Work to complete: Output the data word for word, dropping every image.

--- START Record set ---

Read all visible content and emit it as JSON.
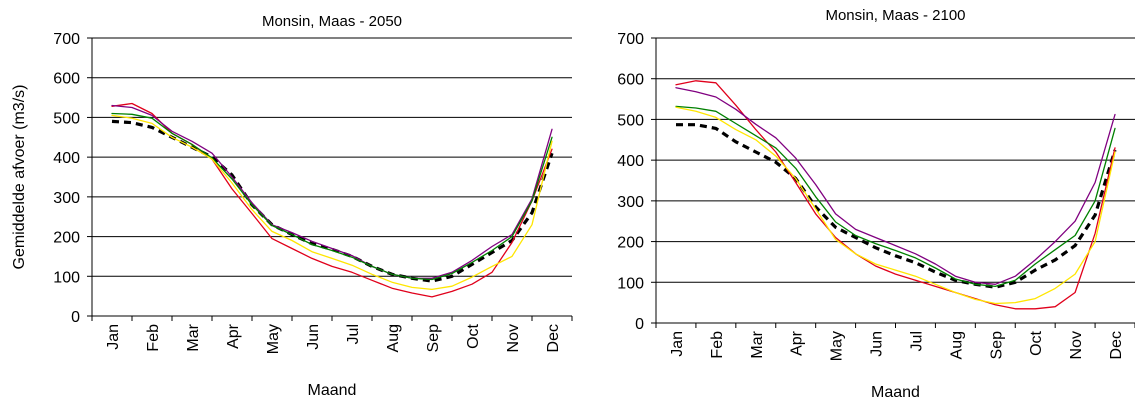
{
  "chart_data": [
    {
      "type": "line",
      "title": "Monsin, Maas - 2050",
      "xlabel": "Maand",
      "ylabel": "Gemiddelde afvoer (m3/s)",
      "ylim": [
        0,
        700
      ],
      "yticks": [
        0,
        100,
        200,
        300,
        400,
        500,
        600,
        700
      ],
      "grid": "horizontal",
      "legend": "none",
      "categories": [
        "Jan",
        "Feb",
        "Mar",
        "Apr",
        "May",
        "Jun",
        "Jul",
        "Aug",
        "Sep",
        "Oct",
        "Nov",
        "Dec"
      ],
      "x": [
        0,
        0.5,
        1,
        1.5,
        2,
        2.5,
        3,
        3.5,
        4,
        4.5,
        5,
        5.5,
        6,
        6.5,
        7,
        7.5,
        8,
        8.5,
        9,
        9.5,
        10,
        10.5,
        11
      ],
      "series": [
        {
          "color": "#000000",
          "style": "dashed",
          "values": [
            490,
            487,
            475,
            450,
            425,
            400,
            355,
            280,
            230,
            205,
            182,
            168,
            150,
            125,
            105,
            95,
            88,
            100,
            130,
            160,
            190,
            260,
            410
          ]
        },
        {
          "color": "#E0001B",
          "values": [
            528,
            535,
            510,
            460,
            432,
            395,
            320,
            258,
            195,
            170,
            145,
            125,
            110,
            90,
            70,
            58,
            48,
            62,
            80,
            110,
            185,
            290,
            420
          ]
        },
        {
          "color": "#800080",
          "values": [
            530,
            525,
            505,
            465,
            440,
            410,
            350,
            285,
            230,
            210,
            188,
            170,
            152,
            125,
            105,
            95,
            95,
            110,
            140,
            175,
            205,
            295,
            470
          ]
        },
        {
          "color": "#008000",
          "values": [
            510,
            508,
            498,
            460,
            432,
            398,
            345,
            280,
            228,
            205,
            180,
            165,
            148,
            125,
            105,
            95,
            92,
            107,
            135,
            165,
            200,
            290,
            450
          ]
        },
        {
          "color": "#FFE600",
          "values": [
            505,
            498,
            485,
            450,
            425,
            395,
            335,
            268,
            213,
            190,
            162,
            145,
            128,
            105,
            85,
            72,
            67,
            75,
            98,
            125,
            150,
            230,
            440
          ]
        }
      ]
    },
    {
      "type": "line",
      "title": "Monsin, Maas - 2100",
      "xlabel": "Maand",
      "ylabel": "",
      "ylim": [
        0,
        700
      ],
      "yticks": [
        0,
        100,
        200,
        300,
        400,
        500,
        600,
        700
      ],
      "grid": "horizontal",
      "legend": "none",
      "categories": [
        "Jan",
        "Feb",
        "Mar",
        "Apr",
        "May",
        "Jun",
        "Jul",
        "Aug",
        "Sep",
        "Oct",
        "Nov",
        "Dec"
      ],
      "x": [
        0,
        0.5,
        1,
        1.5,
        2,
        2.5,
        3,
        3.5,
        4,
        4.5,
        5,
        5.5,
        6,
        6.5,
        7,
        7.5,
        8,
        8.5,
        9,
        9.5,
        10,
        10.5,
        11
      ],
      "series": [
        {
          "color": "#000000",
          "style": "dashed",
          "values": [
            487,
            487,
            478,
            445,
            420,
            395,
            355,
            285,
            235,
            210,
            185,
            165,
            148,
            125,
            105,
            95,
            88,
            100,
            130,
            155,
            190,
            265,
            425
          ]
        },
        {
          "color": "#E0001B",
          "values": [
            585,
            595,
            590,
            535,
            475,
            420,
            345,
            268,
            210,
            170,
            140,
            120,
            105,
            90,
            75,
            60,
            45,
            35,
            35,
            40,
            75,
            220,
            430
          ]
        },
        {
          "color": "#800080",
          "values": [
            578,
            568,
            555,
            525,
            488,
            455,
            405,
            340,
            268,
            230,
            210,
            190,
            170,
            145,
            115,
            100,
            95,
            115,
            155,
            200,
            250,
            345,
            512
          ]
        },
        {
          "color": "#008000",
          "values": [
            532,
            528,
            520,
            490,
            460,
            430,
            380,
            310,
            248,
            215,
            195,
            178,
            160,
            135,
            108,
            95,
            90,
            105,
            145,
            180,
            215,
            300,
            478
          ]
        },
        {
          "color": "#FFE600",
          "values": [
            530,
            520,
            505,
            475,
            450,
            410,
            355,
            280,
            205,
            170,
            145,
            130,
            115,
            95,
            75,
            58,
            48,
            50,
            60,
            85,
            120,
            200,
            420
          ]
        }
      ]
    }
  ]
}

--- END Record set ---

Solution below:
Read all visible content and emit it as JSON.
{
  "chart_data": [
    {
      "type": "line",
      "title": "Monsin, Maas - 2050",
      "xlabel": "Maand",
      "ylabel": "Gemiddelde afvoer (m3/s)",
      "ylim": [
        0,
        700
      ],
      "yticks": [
        0,
        100,
        200,
        300,
        400,
        500,
        600,
        700
      ],
      "grid": "horizontal",
      "legend": "none",
      "categories": [
        "Jan",
        "Feb",
        "Mar",
        "Apr",
        "May",
        "Jun",
        "Jul",
        "Aug",
        "Sep",
        "Oct",
        "Nov",
        "Dec"
      ],
      "x": [
        0,
        0.5,
        1,
        1.5,
        2,
        2.5,
        3,
        3.5,
        4,
        4.5,
        5,
        5.5,
        6,
        6.5,
        7,
        7.5,
        8,
        8.5,
        9,
        9.5,
        10,
        10.5,
        11
      ],
      "series": [
        {
          "color": "#000000",
          "style": "dashed",
          "values": [
            490,
            487,
            475,
            450,
            425,
            400,
            355,
            280,
            230,
            205,
            182,
            168,
            150,
            125,
            105,
            95,
            88,
            100,
            130,
            160,
            190,
            260,
            410
          ]
        },
        {
          "color": "#E0001B",
          "values": [
            528,
            535,
            510,
            460,
            432,
            395,
            320,
            258,
            195,
            170,
            145,
            125,
            110,
            90,
            70,
            58,
            48,
            62,
            80,
            110,
            185,
            290,
            420
          ]
        },
        {
          "color": "#800080",
          "values": [
            530,
            525,
            505,
            465,
            440,
            410,
            350,
            285,
            230,
            210,
            188,
            170,
            152,
            125,
            105,
            95,
            95,
            110,
            140,
            175,
            205,
            295,
            470
          ]
        },
        {
          "color": "#008000",
          "values": [
            510,
            508,
            498,
            460,
            432,
            398,
            345,
            280,
            228,
            205,
            180,
            165,
            148,
            125,
            105,
            95,
            92,
            107,
            135,
            165,
            200,
            290,
            450
          ]
        },
        {
          "color": "#FFE600",
          "values": [
            505,
            498,
            485,
            450,
            425,
            395,
            335,
            268,
            213,
            190,
            162,
            145,
            128,
            105,
            85,
            72,
            67,
            75,
            98,
            125,
            150,
            230,
            440
          ]
        }
      ]
    },
    {
      "type": "line",
      "title": "Monsin, Maas - 2100",
      "xlabel": "Maand",
      "ylabel": "",
      "ylim": [
        0,
        700
      ],
      "yticks": [
        0,
        100,
        200,
        300,
        400,
        500,
        600,
        700
      ],
      "grid": "horizontal",
      "legend": "none",
      "categories": [
        "Jan",
        "Feb",
        "Mar",
        "Apr",
        "May",
        "Jun",
        "Jul",
        "Aug",
        "Sep",
        "Oct",
        "Nov",
        "Dec"
      ],
      "x": [
        0,
        0.5,
        1,
        1.5,
        2,
        2.5,
        3,
        3.5,
        4,
        4.5,
        5,
        5.5,
        6,
        6.5,
        7,
        7.5,
        8,
        8.5,
        9,
        9.5,
        10,
        10.5,
        11
      ],
      "series": [
        {
          "color": "#000000",
          "style": "dashed",
          "values": [
            487,
            487,
            478,
            445,
            420,
            395,
            355,
            285,
            235,
            210,
            185,
            165,
            148,
            125,
            105,
            95,
            88,
            100,
            130,
            155,
            190,
            265,
            425
          ]
        },
        {
          "color": "#E0001B",
          "values": [
            585,
            595,
            590,
            535,
            475,
            420,
            345,
            268,
            210,
            170,
            140,
            120,
            105,
            90,
            75,
            60,
            45,
            35,
            35,
            40,
            75,
            220,
            430
          ]
        },
        {
          "color": "#800080",
          "values": [
            578,
            568,
            555,
            525,
            488,
            455,
            405,
            340,
            268,
            230,
            210,
            190,
            170,
            145,
            115,
            100,
            95,
            115,
            155,
            200,
            250,
            345,
            512
          ]
        },
        {
          "color": "#008000",
          "values": [
            532,
            528,
            520,
            490,
            460,
            430,
            380,
            310,
            248,
            215,
            195,
            178,
            160,
            135,
            108,
            95,
            90,
            105,
            145,
            180,
            215,
            300,
            478
          ]
        },
        {
          "color": "#FFE600",
          "values": [
            530,
            520,
            505,
            475,
            450,
            410,
            355,
            280,
            205,
            170,
            145,
            130,
            115,
            95,
            75,
            58,
            48,
            50,
            60,
            85,
            120,
            200,
            420
          ]
        }
      ]
    }
  ]
}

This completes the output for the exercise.